Without the pictures, reproduce the records that follow exactly.

### Data for this exercise
□ □ □

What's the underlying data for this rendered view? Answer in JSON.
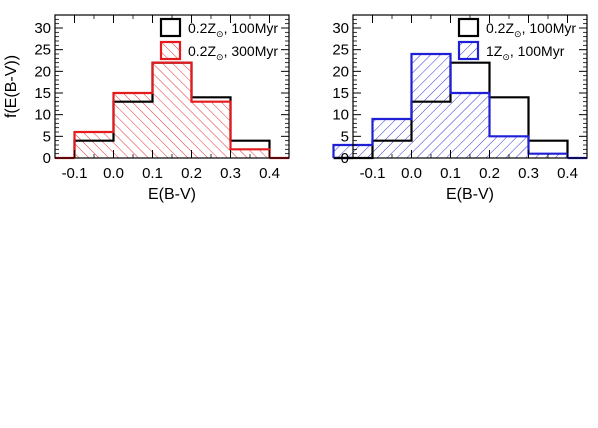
{
  "chart_data": [
    {
      "type": "bar",
      "subtype": "step-histogram",
      "xlabel": "E(B-V)",
      "ylabel": "f(E(B-V))",
      "xlim": [
        -0.15,
        0.45
      ],
      "ylim": [
        0,
        33
      ],
      "x_ticks": [
        "-0.1",
        "0.0",
        "0.1",
        "0.2",
        "0.3",
        "0.4"
      ],
      "y_ticks": [
        "0",
        "5",
        "10",
        "15",
        "20",
        "25",
        "30"
      ],
      "bin_edges": [
        -0.1,
        0.0,
        0.1,
        0.2,
        0.3,
        0.4
      ],
      "legend_position": "top-right",
      "series": [
        {
          "name": "0.2Z⊙, 100Myr",
          "legend_main": "0.2Z",
          "legend_sub": "⊙",
          "legend_rest": ", 100Myr",
          "color": "#000000",
          "hatched": false,
          "values": [
            4,
            13,
            22,
            14,
            4
          ]
        },
        {
          "name": "0.2Z⊙, 300Myr",
          "legend_main": "0.2Z",
          "legend_sub": "⊙",
          "legend_rest": ", 300Myr",
          "color": "#e41a1c",
          "hatched": true,
          "hatch": "forward",
          "values": [
            6,
            15,
            22,
            13,
            2
          ]
        }
      ]
    },
    {
      "type": "bar",
      "subtype": "step-histogram",
      "xlabel": "E(B-V)",
      "ylabel": "",
      "xlim": [
        -0.15,
        0.45
      ],
      "ylim": [
        0,
        33
      ],
      "x_ticks": [
        "-0.1",
        "0.0",
        "0.1",
        "0.2",
        "0.3",
        "0.4"
      ],
      "y_ticks": [
        "0",
        "5",
        "10",
        "15",
        "20",
        "25",
        "30"
      ],
      "bin_edges": [
        -0.2,
        -0.1,
        0.0,
        0.1,
        0.2,
        0.3,
        0.4
      ],
      "legend_position": "top-right",
      "series": [
        {
          "name": "0.2Z⊙, 100Myr",
          "legend_main": "0.2Z",
          "legend_sub": "⊙",
          "legend_rest": ", 100Myr",
          "color": "#000000",
          "hatched": false,
          "values": [
            0,
            4,
            13,
            22,
            14,
            4
          ]
        },
        {
          "name": "1Z⊙, 100Myr",
          "legend_main": "1Z",
          "legend_sub": "⊙",
          "legend_rest": ", 100Myr",
          "color": "#1f1fd6",
          "hatched": true,
          "hatch": "backward",
          "values": [
            3,
            9,
            24,
            15,
            5,
            1
          ]
        }
      ]
    }
  ]
}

□ □ □

### Correct response
What's the underlying data for this rendered view? Answer in JSON.
{
  "chart_data": [
    {
      "type": "bar",
      "subtype": "step-histogram",
      "xlabel": "E(B-V)",
      "ylabel": "f(E(B-V))",
      "xlim": [
        -0.15,
        0.45
      ],
      "ylim": [
        0,
        33
      ],
      "x_ticks": [
        "-0.1",
        "0.0",
        "0.1",
        "0.2",
        "0.3",
        "0.4"
      ],
      "y_ticks": [
        "0",
        "5",
        "10",
        "15",
        "20",
        "25",
        "30"
      ],
      "bin_edges": [
        -0.1,
        0.0,
        0.1,
        0.2,
        0.3,
        0.4
      ],
      "legend_position": "top-right",
      "series": [
        {
          "name": "0.2Z⊙, 100Myr",
          "legend_main": "0.2Z",
          "legend_sub": "⊙",
          "legend_rest": ", 100Myr",
          "color": "#000000",
          "hatched": false,
          "values": [
            4,
            13,
            22,
            14,
            4
          ]
        },
        {
          "name": "0.2Z⊙, 300Myr",
          "legend_main": "0.2Z",
          "legend_sub": "⊙",
          "legend_rest": ", 300Myr",
          "color": "#e41a1c",
          "hatched": true,
          "hatch": "forward",
          "values": [
            6,
            15,
            22,
            13,
            2
          ]
        }
      ]
    },
    {
      "type": "bar",
      "subtype": "step-histogram",
      "xlabel": "E(B-V)",
      "ylabel": "",
      "xlim": [
        -0.15,
        0.45
      ],
      "ylim": [
        0,
        33
      ],
      "x_ticks": [
        "-0.1",
        "0.0",
        "0.1",
        "0.2",
        "0.3",
        "0.4"
      ],
      "y_ticks": [
        "0",
        "5",
        "10",
        "15",
        "20",
        "25",
        "30"
      ],
      "bin_edges": [
        -0.2,
        -0.1,
        0.0,
        0.1,
        0.2,
        0.3,
        0.4
      ],
      "legend_position": "top-right",
      "series": [
        {
          "name": "0.2Z⊙, 100Myr",
          "legend_main": "0.2Z",
          "legend_sub": "⊙",
          "legend_rest": ", 100Myr",
          "color": "#000000",
          "hatched": false,
          "values": [
            0,
            4,
            13,
            22,
            14,
            4
          ]
        },
        {
          "name": "1Z⊙, 100Myr",
          "legend_main": "1Z",
          "legend_sub": "⊙",
          "legend_rest": ", 100Myr",
          "color": "#1f1fd6",
          "hatched": true,
          "hatch": "backward",
          "values": [
            3,
            9,
            24,
            15,
            5,
            1
          ]
        }
      ]
    }
  ]
}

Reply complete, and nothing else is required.